* Task brief: Pick up the Nye County prostitution column after its final sentence and continue writing it.

* Extracted text:
[Start of Attachment]

Desiree’s Epiphany: Last column on Nye County prostitution

This is the last in our series of columns on the history of prostitution in Nye County.

Although the series has covered the major threads of the topic, it has not been an exhaustive history, due to both space limitations and availability of information. Like most topics in life, the facts of brothel history go mostly unrecorded, residing largely in the memories of the participants.

When the participants are gone, the history is lost.

Additionally, operators of the Chicken Ranch and Sheri’s Ranch in Pahrump declined to be interviewed, as did Dennis Hof, who purchased his properties in Amargosa Valley from Joe Richards.

Laraine Russo Harper’s account of her six years as madam in a Pahrump brothel in her 2009 book “Legal Tender” is a good read, although it is lacking in the names, dates, and other details historians seek.

Prostitution in History

The practice of prostitution extends deep into antiquity, going as far back, as one classic analysis puts it, “to the earliest history of the human race.”

Throughout its history, prostitution has taken many forms, including temple prostitution in the service of various gods, a man hiring out his wife or children, military camp-followers, freelancing in various forms, including streetwalking and, today, use of the Internet and, of course, brothel prostitution.

In all instances, the morality of these customs is highly relative and dependent on each society’s values. What is considered proper in one historical period or society might be considered completely improper in another. And values change over time; what is okay today might not be okay later.

[End of Attachment]

* Provided information:

[Start of Attachment]

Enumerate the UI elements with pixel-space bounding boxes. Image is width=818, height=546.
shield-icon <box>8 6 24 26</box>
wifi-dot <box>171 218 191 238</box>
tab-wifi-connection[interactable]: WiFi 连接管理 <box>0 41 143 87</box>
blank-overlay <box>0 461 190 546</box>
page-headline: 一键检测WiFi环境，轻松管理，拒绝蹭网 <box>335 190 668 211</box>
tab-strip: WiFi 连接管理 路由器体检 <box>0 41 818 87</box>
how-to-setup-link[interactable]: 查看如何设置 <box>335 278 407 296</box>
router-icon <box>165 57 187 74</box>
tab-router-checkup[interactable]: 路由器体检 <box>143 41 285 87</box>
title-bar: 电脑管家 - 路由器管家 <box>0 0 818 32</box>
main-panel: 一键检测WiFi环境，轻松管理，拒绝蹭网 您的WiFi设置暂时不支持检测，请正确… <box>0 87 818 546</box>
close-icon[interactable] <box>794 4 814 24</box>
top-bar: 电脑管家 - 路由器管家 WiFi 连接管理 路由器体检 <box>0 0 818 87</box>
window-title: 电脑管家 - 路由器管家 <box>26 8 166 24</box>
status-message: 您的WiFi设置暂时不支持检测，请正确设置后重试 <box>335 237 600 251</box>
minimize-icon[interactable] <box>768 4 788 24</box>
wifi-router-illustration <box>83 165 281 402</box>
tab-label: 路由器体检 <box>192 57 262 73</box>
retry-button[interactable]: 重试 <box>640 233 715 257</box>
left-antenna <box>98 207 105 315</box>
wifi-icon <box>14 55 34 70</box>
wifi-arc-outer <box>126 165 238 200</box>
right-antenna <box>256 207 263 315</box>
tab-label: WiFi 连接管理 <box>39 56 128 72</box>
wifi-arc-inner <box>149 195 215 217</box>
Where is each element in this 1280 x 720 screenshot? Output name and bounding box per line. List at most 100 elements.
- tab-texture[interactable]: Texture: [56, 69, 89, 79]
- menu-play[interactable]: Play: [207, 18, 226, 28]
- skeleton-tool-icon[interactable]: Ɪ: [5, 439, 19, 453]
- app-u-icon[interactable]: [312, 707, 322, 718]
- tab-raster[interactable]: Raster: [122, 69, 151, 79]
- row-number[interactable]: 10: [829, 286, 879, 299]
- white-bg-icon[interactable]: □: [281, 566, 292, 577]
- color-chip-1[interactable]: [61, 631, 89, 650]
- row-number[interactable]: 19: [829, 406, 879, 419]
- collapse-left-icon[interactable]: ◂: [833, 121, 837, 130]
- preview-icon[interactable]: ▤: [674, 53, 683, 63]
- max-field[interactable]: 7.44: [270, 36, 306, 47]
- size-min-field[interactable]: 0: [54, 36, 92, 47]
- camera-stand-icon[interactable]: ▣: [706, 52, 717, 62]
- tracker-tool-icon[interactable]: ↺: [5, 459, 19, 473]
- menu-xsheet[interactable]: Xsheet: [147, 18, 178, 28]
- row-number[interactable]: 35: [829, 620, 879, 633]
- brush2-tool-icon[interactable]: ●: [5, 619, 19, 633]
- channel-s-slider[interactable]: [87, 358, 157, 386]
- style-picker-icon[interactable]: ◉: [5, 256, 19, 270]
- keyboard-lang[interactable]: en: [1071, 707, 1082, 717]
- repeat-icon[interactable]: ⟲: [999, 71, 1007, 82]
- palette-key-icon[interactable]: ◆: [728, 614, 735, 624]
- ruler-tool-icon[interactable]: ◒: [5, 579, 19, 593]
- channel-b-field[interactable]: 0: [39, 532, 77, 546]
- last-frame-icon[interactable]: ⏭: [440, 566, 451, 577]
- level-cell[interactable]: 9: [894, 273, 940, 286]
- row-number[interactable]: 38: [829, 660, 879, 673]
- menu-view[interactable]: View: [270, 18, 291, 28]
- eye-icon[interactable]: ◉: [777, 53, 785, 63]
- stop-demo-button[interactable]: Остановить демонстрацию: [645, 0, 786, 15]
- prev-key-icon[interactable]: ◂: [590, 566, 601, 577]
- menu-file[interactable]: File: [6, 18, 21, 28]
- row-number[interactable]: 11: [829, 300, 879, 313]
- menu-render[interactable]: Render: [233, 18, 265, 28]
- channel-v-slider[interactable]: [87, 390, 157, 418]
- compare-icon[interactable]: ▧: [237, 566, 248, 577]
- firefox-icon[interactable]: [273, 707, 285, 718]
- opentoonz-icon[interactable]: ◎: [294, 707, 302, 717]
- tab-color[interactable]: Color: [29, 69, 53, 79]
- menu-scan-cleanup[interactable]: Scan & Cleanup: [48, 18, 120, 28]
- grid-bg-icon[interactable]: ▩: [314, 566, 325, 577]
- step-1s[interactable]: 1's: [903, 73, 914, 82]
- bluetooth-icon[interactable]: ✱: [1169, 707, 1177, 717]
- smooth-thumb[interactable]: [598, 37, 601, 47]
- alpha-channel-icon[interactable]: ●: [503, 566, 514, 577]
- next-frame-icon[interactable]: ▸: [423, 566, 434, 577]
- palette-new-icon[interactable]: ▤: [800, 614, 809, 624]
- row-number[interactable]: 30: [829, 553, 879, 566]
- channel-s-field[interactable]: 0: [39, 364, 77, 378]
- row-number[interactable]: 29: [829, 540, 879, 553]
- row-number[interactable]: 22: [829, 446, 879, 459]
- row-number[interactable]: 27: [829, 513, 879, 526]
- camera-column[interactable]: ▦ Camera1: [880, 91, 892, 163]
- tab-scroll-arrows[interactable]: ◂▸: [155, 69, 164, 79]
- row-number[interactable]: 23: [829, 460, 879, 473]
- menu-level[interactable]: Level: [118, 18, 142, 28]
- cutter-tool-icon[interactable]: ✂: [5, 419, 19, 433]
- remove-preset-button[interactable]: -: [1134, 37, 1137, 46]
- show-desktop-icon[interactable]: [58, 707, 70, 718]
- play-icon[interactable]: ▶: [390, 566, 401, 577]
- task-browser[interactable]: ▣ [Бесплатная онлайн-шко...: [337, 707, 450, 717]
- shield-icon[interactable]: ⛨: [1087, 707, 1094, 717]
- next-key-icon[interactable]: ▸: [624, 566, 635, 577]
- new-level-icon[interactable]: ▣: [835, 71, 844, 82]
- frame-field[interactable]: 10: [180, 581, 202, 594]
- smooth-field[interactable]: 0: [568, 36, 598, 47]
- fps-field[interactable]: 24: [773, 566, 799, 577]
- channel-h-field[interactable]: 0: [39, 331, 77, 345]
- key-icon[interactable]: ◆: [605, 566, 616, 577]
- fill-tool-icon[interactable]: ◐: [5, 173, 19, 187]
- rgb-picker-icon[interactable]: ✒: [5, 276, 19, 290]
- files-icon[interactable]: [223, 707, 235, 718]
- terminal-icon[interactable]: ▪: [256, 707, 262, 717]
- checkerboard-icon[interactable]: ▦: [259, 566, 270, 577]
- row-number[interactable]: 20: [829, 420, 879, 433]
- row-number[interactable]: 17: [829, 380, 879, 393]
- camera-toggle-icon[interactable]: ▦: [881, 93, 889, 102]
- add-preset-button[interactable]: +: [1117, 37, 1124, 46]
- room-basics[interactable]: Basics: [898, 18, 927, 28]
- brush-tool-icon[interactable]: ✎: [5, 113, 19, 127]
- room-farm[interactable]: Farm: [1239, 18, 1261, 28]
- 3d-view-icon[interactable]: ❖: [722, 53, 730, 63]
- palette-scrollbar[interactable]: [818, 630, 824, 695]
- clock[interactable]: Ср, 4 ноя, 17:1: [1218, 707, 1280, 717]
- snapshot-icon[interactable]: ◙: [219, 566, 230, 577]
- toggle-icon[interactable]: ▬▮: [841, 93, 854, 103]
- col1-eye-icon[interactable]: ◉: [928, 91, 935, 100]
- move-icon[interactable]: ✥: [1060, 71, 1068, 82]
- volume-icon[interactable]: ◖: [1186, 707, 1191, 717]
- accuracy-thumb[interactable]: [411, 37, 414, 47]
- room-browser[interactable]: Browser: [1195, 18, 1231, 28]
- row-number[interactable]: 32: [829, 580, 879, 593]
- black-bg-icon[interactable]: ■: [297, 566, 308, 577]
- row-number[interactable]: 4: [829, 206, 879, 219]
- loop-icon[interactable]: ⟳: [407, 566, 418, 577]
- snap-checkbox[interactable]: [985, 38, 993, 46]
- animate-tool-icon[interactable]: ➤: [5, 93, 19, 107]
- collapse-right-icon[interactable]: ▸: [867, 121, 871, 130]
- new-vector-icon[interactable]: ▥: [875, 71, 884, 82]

[End of Attachment]

* Answer section:
Modern nations differ in their approaches to prostitution. The purchase of sex is legal in Germany and the Netherlands. In Sweden, on the other hand, the purchase of sex is criminalized.

The buyers—not the women—are punished and assistance is given to women who want to escape the selling of sex. Supposedly, as a result of this law, trade in sex in Sweden is down, with most prostitutes there now hailing from poorer nations; formerly, the majority were from Sweden.

Prostitution in Nevada

Over the last 150 years, Nevada has evolved its own special approach to the selling of sex. In Nevada, prostitution is a county matter, with a focus on legal brothels. By state law, brothels are not allowed in counties with a population greater than 400,000.

However, this has not stopped the selling of sex in Las Vegas. The trade, though illegal, thrives there today.

In rural Nevada, including Nye County, it is up to the individual county as to whether or not to allow brothels. A generation ago, a significant number of legal brothels operated in Nevada’s rural counties; today there are one-half as many as there were 20 years ago, and the six largest operations are said to control 90 percent of the legal trade.

The small operations are fading.

Who can say where the system of legal brothels in Nevada’s rural counties is headed?

But I would say the system of regulated prostitution in rural Nevada has been a good one, and has served the women who worked there and their clients well.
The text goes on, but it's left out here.